* **What needs to be done**: Go through the entries below and count the lines holding the word "TradingView". Reply with only the number, please.

* **Records to process**:
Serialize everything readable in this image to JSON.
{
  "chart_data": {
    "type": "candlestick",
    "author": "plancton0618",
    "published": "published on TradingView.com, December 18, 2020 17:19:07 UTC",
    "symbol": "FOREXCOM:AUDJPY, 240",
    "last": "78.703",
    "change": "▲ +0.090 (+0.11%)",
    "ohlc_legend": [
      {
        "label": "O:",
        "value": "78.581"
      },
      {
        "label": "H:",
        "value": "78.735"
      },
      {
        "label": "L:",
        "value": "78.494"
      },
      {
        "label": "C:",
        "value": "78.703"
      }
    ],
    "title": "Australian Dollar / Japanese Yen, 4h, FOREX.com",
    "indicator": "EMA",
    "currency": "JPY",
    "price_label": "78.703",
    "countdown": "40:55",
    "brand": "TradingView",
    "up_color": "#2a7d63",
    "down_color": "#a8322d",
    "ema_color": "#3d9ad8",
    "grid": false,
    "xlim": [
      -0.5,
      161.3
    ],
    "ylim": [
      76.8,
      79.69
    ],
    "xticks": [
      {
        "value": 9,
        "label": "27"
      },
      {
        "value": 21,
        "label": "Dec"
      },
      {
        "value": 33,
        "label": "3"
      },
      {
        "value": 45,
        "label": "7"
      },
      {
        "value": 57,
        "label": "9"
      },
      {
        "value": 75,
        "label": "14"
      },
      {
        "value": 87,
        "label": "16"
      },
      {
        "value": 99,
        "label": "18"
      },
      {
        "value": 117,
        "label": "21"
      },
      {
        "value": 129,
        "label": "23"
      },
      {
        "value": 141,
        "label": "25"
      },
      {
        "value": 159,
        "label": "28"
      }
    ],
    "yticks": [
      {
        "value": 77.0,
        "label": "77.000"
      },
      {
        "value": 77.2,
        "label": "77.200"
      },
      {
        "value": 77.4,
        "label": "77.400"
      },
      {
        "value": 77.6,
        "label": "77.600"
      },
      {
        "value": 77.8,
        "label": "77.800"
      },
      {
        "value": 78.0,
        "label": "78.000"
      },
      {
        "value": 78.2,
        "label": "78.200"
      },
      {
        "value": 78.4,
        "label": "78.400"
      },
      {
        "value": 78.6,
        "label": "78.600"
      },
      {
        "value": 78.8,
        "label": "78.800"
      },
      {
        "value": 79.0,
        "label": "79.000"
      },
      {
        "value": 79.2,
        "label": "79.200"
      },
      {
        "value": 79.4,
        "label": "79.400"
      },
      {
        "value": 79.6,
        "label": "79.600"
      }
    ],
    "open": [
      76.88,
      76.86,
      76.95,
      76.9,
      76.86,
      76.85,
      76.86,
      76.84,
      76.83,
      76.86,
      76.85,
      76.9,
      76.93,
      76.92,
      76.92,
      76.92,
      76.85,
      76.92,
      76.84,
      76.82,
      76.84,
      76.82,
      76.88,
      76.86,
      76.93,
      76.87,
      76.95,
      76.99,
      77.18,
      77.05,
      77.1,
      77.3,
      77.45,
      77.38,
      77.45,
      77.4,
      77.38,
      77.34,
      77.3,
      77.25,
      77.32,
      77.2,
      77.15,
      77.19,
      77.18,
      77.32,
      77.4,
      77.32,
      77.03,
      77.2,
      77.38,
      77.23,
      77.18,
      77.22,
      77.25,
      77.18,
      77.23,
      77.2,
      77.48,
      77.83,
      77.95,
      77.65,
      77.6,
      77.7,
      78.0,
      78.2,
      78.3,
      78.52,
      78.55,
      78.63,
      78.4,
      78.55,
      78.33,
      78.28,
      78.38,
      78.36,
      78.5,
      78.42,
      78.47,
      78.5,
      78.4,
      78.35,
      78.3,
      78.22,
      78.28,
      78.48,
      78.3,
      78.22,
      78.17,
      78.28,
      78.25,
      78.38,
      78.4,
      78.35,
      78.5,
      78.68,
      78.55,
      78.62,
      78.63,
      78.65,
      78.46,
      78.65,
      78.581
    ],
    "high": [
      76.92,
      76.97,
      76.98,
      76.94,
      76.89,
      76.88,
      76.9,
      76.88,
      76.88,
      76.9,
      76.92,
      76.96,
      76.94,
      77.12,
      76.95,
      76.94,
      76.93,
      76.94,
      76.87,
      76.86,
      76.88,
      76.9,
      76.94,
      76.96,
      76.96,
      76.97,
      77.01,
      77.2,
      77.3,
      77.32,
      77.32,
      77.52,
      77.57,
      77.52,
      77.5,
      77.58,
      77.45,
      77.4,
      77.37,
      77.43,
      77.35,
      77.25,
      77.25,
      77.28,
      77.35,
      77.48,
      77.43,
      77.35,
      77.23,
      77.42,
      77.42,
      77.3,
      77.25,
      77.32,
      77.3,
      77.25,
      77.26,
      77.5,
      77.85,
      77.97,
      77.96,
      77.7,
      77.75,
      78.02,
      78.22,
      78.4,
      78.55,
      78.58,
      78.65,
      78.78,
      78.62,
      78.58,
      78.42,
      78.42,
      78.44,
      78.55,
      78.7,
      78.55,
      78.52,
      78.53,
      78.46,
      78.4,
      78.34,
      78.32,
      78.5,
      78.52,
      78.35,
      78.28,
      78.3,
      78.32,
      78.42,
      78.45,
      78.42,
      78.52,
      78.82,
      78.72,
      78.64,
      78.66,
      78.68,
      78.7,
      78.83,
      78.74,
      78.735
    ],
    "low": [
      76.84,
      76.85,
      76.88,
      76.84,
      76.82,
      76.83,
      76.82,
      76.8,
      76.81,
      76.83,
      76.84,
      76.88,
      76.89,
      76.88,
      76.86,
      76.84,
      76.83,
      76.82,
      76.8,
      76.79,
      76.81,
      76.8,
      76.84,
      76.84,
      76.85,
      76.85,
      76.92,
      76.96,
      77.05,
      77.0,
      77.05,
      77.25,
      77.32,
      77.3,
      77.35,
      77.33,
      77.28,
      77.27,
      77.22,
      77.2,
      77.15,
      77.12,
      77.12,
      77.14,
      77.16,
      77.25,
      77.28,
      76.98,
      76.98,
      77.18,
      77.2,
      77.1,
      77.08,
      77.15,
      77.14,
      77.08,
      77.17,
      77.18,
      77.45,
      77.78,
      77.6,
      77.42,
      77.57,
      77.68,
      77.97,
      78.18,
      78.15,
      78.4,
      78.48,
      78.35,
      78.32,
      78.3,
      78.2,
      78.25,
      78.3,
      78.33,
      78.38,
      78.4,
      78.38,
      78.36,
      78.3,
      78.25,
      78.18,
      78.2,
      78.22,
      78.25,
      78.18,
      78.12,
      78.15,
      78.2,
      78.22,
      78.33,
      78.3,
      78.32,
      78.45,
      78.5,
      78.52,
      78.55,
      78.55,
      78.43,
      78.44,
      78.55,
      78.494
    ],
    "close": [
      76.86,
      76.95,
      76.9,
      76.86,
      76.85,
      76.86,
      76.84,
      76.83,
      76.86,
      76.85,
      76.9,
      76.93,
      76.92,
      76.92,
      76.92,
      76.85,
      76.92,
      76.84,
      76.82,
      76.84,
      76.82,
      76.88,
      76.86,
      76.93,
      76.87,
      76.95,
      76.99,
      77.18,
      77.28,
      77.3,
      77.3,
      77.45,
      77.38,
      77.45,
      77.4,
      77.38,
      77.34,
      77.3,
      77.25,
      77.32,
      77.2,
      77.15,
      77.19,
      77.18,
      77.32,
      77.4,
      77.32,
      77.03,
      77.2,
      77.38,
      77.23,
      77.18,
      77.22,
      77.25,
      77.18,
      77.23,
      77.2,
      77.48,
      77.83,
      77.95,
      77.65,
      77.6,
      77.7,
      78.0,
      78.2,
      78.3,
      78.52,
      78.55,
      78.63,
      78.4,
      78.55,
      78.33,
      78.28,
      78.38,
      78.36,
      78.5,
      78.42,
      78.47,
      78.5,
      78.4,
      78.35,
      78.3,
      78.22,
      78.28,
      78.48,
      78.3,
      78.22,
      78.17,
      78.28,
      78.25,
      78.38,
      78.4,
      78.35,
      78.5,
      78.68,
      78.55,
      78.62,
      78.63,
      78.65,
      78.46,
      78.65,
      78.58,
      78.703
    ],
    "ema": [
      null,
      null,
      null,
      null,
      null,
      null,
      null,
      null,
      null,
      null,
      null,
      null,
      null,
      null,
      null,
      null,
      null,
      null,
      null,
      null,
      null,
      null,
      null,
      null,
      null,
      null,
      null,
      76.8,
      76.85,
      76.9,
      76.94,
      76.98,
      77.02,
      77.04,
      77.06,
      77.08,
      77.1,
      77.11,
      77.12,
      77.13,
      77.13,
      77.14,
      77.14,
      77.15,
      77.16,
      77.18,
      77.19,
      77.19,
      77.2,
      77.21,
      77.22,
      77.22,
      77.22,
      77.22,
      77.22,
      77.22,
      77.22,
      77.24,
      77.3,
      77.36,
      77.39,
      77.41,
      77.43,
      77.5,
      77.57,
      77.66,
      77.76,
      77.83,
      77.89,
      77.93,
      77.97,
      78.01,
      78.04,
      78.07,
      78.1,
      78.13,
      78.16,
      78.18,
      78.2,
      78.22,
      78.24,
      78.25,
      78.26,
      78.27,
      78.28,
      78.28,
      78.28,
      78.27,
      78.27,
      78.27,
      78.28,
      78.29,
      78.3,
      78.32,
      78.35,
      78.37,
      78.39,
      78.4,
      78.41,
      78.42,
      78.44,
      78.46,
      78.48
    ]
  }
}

* **Output for this exercise**: 2